(Dataset records)
^^^^

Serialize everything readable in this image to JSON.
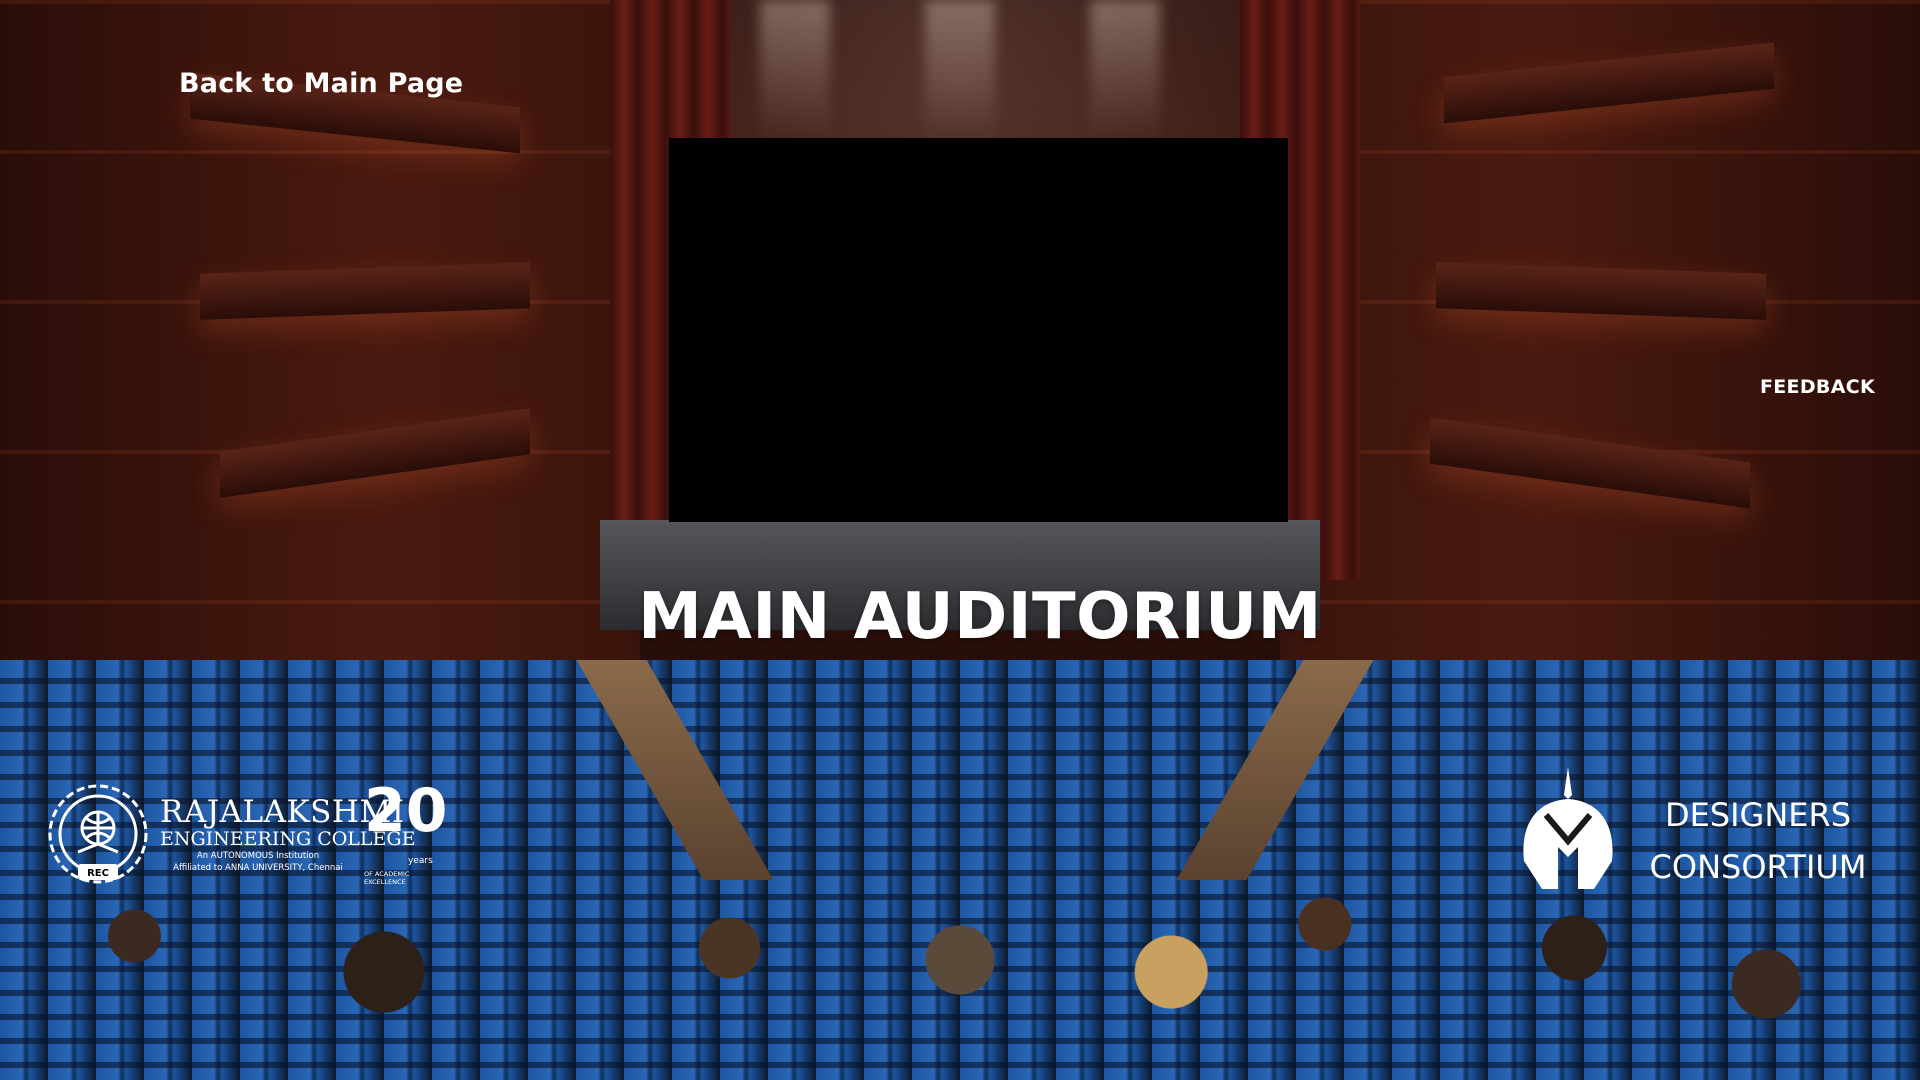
{
  "nav": {
    "back_label": "Back to Main Page",
    "feedback_label": "FEEDBACK"
  },
  "auditorium": {
    "title": "MAIN AUDITORIUM",
    "screen_state": "blank"
  },
  "logos": {
    "rec": {
      "name": "RAJALAKSHMI",
      "subname": "ENGINEERING COLLEGE",
      "tagline1": "An AUTONOMOUS Institution",
      "tagline2": "Affiliated to ANNA UNIVERSITY, Chennai",
      "years_number": "20",
      "years_word": "years",
      "years_tagline": "OF ACADEMIC EXCELLENCE",
      "emblem_text": "REC"
    },
    "designers": {
      "line1": "DESIGNERS",
      "line2": "CONSORTIUM"
    }
  },
  "colors": {
    "text": "#ffffff",
    "seat_blue": "#1e5aa8",
    "wall_red": "#4a1a10",
    "screen": "#000000"
  }
}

^^^^

* _Job_
Output every entry word for word, but omit the pictures.

* _Response to the exercise_
Serialize everything readable in this image to JSON.
{
  "nav": {
    "back_label": "Back to Main Page",
    "feedback_label": "FEEDBACK"
  },
  "auditorium": {
    "title": "MAIN AUDITORIUM",
    "screen_state": "blank"
  },
  "logos": {
    "rec": {
      "name": "RAJALAKSHMI",
      "subname": "ENGINEERING COLLEGE",
      "tagline1": "An AUTONOMOUS Institution",
      "tagline2": "Affiliated to ANNA UNIVERSITY, Chennai",
      "years_number": "20",
      "years_word": "years",
      "years_tagline": "OF ACADEMIC EXCELLENCE",
      "emblem_text": "REC"
    },
    "designers": {
      "line1": "DESIGNERS",
      "line2": "CONSORTIUM"
    }
  },
  "colors": {
    "text": "#ffffff",
    "seat_blue": "#1e5aa8",
    "wall_red": "#4a1a10",
    "screen": "#000000"
  }
}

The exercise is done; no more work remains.